- **OBJECTIVE**:
Extract the records in full, leaving every picture out.

━━━━━ PROVIDED ENTRIES

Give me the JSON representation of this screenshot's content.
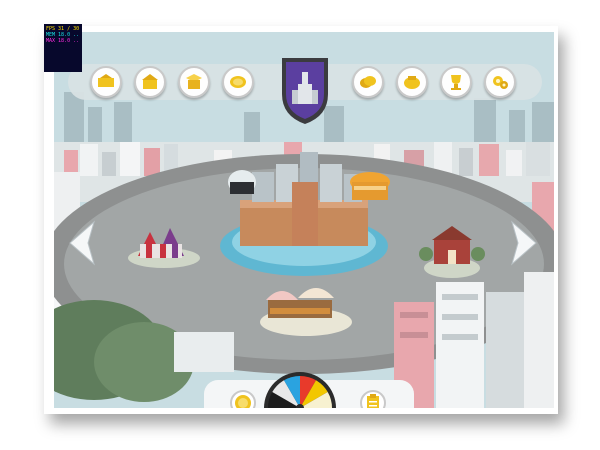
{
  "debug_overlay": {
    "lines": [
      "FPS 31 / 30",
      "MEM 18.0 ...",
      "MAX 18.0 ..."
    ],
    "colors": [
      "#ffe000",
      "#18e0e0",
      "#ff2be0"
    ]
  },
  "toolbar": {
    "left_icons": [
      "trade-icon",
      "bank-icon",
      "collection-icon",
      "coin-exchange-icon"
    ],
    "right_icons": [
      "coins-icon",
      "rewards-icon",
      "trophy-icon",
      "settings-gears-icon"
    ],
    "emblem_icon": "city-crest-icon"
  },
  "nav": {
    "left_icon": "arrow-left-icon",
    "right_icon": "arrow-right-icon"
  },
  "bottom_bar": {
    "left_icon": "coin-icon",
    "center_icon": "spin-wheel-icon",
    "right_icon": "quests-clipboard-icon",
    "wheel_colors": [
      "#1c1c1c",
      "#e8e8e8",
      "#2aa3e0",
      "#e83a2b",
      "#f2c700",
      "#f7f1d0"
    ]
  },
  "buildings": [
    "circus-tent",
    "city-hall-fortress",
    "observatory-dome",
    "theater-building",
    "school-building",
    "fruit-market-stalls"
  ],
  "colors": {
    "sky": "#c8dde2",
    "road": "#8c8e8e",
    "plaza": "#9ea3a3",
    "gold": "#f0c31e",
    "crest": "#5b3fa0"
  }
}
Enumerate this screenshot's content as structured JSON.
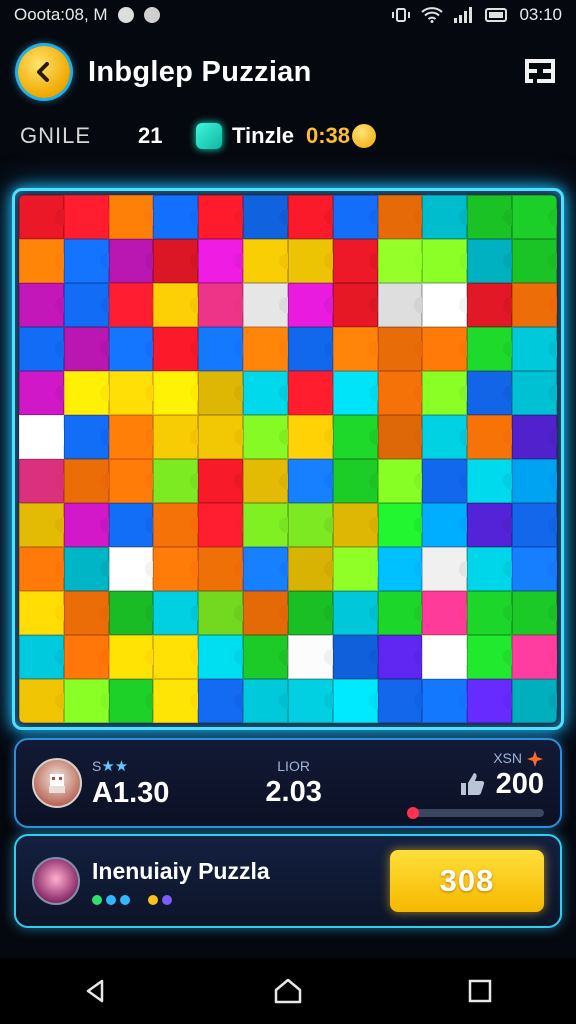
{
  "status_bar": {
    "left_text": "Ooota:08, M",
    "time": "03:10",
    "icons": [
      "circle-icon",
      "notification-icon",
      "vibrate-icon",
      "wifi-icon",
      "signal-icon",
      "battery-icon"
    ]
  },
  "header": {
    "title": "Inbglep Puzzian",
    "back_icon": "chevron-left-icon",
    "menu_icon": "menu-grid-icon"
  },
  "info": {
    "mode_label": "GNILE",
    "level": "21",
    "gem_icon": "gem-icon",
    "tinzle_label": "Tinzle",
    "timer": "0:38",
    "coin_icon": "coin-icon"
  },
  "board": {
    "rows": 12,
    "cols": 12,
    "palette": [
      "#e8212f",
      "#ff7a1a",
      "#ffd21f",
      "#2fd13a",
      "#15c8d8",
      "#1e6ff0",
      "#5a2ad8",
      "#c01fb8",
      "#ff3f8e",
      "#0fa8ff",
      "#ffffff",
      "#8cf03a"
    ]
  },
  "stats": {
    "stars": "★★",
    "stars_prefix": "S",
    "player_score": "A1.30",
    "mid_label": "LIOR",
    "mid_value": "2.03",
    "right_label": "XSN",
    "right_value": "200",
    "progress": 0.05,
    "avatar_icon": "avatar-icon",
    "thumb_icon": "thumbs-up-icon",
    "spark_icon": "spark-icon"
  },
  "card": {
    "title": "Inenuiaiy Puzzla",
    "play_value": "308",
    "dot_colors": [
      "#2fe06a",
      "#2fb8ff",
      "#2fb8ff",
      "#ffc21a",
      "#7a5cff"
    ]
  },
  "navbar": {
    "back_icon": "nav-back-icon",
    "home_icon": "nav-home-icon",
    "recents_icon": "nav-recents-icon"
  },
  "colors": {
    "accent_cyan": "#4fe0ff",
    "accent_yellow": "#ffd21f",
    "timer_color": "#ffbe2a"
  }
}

━━━━━━━━━━

- **EXERCISE OUTPUT**:
Give me the JSON representation of this screenshot's content.
{
  "debug_overlay": {
    "lines": [
      "FPS 31 / 30",
      "MEM 18.0 ...",
      "MAX 18.0 ..."
    ],
    "colors": [
      "#ffe000",
      "#18e0e0",
      "#ff2be0"
    ]
  },
  "toolbar": {
    "left_icons": [
      "trade-icon",
      "bank-icon",
      "collection-icon",
      "coin-exchange-icon"
    ],
    "right_icons": [
      "coins-icon",
      "rewards-icon",
      "trophy-icon",
      "settings-gears-icon"
    ],
    "emblem_icon": "city-crest-icon"
  },
  "nav": {
    "left_icon": "arrow-left-icon",
    "right_icon": "arrow-right-icon"
  },
  "bottom_bar": {
    "left_icon": "coin-icon",
    "center_icon": "spin-wheel-icon",
    "right_icon": "quests-clipboard-icon",
    "wheel_colors": [
      "#1c1c1c",
      "#e8e8e8",
      "#2aa3e0",
      "#e83a2b",
      "#f2c700",
      "#f7f1d0"
    ]
  },
  "buildings": [
    "circus-tent",
    "city-hall-fortress",
    "observatory-dome",
    "theater-building",
    "school-building",
    "fruit-market-stalls"
  ],
  "colors": {
    "sky": "#c8dde2",
    "road": "#8c8e8e",
    "plaza": "#9ea3a3",
    "gold": "#f0c31e",
    "crest": "#5b3fa0"
  }
}
Enumerate this screenshot's content as structured JSON.
{
  "status_bar": {
    "left_text": "Ooota:08, M",
    "time": "03:10",
    "icons": [
      "circle-icon",
      "notification-icon",
      "vibrate-icon",
      "wifi-icon",
      "signal-icon",
      "battery-icon"
    ]
  },
  "header": {
    "title": "Inbglep Puzzian",
    "back_icon": "chevron-left-icon",
    "menu_icon": "menu-grid-icon"
  },
  "info": {
    "mode_label": "GNILE",
    "level": "21",
    "gem_icon": "gem-icon",
    "tinzle_label": "Tinzle",
    "timer": "0:38",
    "coin_icon": "coin-icon"
  },
  "board": {
    "rows": 12,
    "cols": 12,
    "palette": [
      "#e8212f",
      "#ff7a1a",
      "#ffd21f",
      "#2fd13a",
      "#15c8d8",
      "#1e6ff0",
      "#5a2ad8",
      "#c01fb8",
      "#ff3f8e",
      "#0fa8ff",
      "#ffffff",
      "#8cf03a"
    ]
  },
  "stats": {
    "stars": "★★",
    "stars_prefix": "S",
    "player_score": "A1.30",
    "mid_label": "LIOR",
    "mid_value": "2.03",
    "right_label": "XSN",
    "right_value": "200",
    "progress": 0.05,
    "avatar_icon": "avatar-icon",
    "thumb_icon": "thumbs-up-icon",
    "spark_icon": "spark-icon"
  },
  "card": {
    "title": "Inenuiaiy Puzzla",
    "play_value": "308",
    "dot_colors": [
      "#2fe06a",
      "#2fb8ff",
      "#2fb8ff",
      "#ffc21a",
      "#7a5cff"
    ]
  },
  "navbar": {
    "back_icon": "nav-back-icon",
    "home_icon": "nav-home-icon",
    "recents_icon": "nav-recents-icon"
  },
  "colors": {
    "accent_cyan": "#4fe0ff",
    "accent_yellow": "#ffd21f",
    "timer_color": "#ffbe2a"
  }
}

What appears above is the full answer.